*Problem requirements*: Look through the data for the string "name". Copy every line where it is found.

## begin Extracted information

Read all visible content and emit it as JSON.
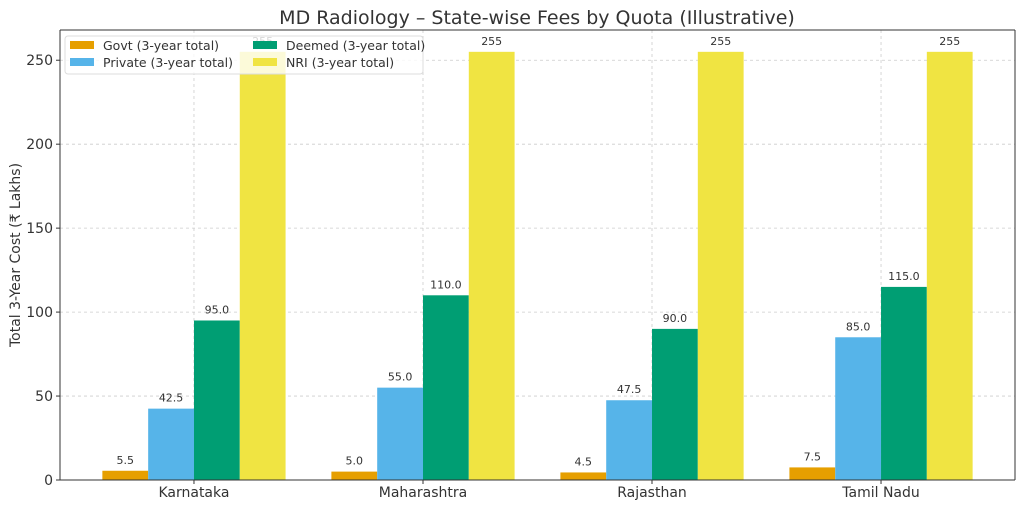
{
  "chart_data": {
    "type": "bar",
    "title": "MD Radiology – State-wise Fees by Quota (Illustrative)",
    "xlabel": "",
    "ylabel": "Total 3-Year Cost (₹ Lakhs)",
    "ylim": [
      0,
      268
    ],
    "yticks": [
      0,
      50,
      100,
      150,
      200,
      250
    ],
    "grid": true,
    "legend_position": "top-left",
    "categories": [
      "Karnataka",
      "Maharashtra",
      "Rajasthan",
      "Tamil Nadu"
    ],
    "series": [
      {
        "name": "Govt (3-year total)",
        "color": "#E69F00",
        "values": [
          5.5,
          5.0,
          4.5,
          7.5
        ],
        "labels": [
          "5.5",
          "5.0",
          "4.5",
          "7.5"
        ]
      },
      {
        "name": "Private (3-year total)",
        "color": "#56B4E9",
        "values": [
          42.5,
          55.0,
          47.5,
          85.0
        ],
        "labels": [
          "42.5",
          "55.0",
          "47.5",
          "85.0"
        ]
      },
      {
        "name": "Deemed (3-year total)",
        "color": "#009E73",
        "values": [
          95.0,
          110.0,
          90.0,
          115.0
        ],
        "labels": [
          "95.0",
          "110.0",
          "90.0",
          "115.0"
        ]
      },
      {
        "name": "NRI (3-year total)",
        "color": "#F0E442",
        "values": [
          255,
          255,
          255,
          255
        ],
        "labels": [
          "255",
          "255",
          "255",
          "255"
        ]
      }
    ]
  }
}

## end Extracted information
## begin Extracted information

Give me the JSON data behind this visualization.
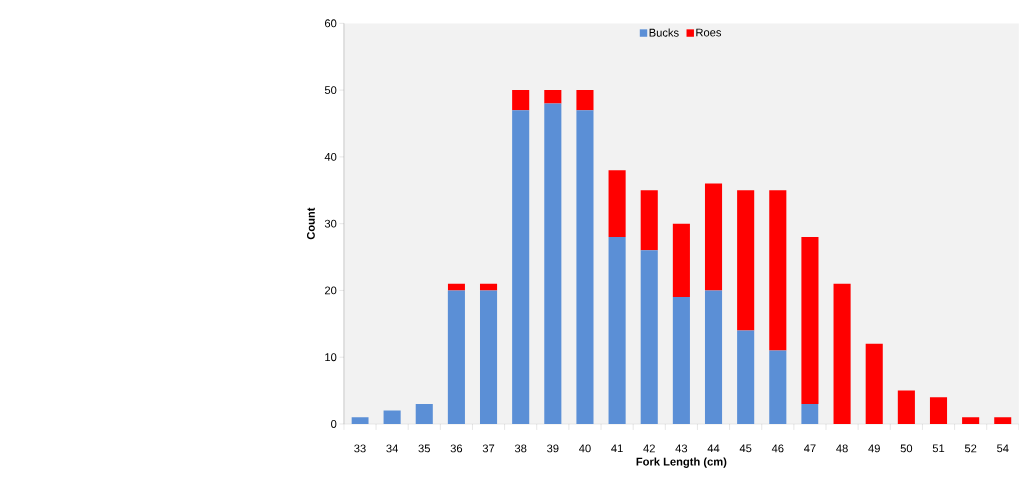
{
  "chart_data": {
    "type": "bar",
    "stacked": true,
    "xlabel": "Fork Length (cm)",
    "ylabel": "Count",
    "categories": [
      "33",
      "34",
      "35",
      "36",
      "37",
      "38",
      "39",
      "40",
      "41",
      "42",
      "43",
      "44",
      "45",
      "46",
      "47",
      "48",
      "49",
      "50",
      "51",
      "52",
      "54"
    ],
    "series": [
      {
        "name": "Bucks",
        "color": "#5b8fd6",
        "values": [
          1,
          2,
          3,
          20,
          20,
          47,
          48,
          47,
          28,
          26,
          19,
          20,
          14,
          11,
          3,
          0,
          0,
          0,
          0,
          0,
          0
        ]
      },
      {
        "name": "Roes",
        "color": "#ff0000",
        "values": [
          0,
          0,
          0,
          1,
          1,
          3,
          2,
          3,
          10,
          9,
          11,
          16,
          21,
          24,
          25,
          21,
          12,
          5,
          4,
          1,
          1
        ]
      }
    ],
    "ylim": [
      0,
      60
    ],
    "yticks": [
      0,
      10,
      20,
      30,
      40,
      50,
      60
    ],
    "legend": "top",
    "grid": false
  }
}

## end Extracted information

*Output*:
        "name": "Govt (3-year total)",
        "name": "Private (3-year total)",
        "name": "Deemed (3-year total)",
        "name": "NRI (3-year total)",
        "name": "Bucks",
        "name": "Roes",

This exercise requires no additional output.